▶ [WHAT YOU SHOULD DO]
Reproduce all the entries precisely.

▶ [STORED RECORDS]
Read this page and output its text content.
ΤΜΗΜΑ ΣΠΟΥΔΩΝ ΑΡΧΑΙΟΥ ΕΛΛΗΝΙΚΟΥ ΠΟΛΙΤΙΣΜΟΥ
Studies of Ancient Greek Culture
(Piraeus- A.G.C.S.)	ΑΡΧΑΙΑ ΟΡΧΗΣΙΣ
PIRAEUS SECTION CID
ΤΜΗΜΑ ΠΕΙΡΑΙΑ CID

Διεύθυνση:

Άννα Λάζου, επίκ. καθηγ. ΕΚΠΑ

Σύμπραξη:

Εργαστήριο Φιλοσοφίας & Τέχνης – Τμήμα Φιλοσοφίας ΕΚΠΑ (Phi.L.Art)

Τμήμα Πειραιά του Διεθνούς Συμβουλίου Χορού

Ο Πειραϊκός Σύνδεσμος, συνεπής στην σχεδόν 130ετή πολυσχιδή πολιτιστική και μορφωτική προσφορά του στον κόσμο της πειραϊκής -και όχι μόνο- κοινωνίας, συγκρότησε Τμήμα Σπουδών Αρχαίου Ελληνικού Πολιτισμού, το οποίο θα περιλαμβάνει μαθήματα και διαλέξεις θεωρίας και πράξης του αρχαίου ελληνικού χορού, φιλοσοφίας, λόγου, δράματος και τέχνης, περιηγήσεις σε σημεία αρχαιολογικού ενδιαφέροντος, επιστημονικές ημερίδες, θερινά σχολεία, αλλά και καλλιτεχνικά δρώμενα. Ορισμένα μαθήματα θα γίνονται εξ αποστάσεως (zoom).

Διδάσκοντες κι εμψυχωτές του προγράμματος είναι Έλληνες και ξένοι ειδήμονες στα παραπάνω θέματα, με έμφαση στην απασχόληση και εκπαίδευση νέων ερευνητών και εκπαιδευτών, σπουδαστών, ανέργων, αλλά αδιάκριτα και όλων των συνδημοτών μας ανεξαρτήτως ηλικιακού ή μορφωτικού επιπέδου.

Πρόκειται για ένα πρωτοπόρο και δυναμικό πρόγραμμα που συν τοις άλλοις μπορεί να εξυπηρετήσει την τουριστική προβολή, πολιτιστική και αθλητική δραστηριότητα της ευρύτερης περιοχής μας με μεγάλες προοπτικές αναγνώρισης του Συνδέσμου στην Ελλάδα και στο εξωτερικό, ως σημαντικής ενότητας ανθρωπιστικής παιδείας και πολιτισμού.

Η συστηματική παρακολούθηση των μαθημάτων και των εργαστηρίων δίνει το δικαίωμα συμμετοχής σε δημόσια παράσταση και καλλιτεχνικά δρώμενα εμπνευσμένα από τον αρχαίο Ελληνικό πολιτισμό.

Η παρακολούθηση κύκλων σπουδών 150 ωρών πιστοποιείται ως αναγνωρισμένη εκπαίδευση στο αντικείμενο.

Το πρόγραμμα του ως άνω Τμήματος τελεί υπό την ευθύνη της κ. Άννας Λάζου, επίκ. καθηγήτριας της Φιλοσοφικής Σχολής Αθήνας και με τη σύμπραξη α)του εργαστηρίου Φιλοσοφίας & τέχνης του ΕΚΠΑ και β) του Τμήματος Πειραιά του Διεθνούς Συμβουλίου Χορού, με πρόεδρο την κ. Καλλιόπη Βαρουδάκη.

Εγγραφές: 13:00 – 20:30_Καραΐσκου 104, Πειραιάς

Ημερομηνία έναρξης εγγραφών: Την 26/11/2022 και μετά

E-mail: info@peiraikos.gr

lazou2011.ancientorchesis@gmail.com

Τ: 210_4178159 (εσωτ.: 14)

▶ [THE SOLUTION]
Read this page and output its text content.
ΤΜΗΜΑ ΣΠΟΥΔΩΝ ΑΡΧΑΙΟΥ ΕΛΛΗΝΙΚΟΥ ΠΟΛΙΤΙΣΜΟΥ
Studies of Ancient Greek Culture
(Piraeus- A.G.C.S.)	ΑΡΧΑΙΑ ΟΡΧΗΣΙΣ
PIRAEUS SECTION CID
ΤΜΗΜΑ ΠΕΙΡΑΙΑ CID

Διεύθυνση:

Άννα Λάζου, επίκ. καθηγ. ΕΚΠΑ

Σύμπραξη:

Εργαστήριο Φιλοσοφίας & Τέχνης – Τμήμα Φιλοσοφίας ΕΚΠΑ (Phi.L.Art)

Τμήμα Πειραιά του Διεθνούς Συμβουλίου Χορού

Ο Πειραϊκός Σύνδεσμος, συνεπής στην σχεδόν 130ετή πολυσχιδή πολιτιστική και μορφωτική προσφορά του στον κόσμο της πειραϊκής -και όχι μόνο- κοινωνίας, συγκρότησε Τμήμα Σπουδών Αρχαίου Ελληνικού Πολιτισμού, το οποίο θα περιλαμβάνει μαθήματα και διαλέξεις θεωρίας και πράξης του αρχαίου ελληνικού χορού, φιλοσοφίας, λόγου, δράματος και τέχνης, περιηγήσεις σε σημεία αρχαιολογικού ενδιαφέροντος, επιστημονικές ημερίδες, θερινά σχολεία, αλλά και καλλιτεχνικά δρώμενα. Ορισμένα μαθήματα θα γίνονται εξ αποστάσεως (zoom).

Διδάσκοντες κι εμψυχωτές του προγράμματος είναι Έλληνες και ξένοι ειδήμονες στα παραπάνω θέματα, με έμφαση στην απασχόληση και εκπαίδευση νέων ερευνητών και εκπαιδευτών, σπουδαστών, ανέργων, αλλά αδιάκριτα και όλων των συνδημοτών μας ανεξαρτήτως ηλικιακού ή μορφωτικού επιπέδου.

Πρόκειται για ένα πρωτοπόρο και δυναμικό πρόγραμμα που συν τοις άλλοις μπορεί να εξυπηρετήσει την τουριστική προβολή, πολιτιστική και αθλητική δραστηριότητα της ευρύτερης περιοχής μας με μεγάλες προοπτικές αναγνώρισης του Συνδέσμου στην Ελλάδα και στο εξωτερικό, ως σημαντικής ενότητας ανθρωπιστικής παιδείας και πολιτισμού.

Η συστηματική παρακολούθηση των μαθημάτων και των εργαστηρίων δίνει το δικαίωμα συμμετοχής σε δημόσια παράσταση και καλλιτεχνικά δρώμενα εμπνευσμένα από τον αρχαίο Ελληνικό πολιτισμό.

Η παρακολούθηση κύκλων σπουδών 150 ωρών πιστοποιείται ως αναγνωρισμένη εκπαίδευση στο αντικείμενο.

Το πρόγραμμα του ως άνω Τμήματος τελεί υπό την ευθύνη της κ. Άννας Λάζου, επίκ. καθηγήτριας της Φιλοσοφικής Σχολής Αθήνας και με τη σύμπραξη α)του εργαστηρίου Φιλοσοφίας & τέχνης του ΕΚΠΑ και β) του Τμήματος Πειραιά του Διεθνούς Συμβουλίου Χορού, με πρόεδρο την κ. Καλλιόπη Βαρουδάκη.

Εγγραφές: 13:00 – 20:30_Καραΐσκου 104, Πειραιάς

Ημερομηνία έναρξης εγγραφών: Την 26/11/2022 και μετά

E-mail: info@peiraikos.gr

lazou2011.ancientorchesis@gmail.com

Τ: 210_4178159 (εσωτ.: 14)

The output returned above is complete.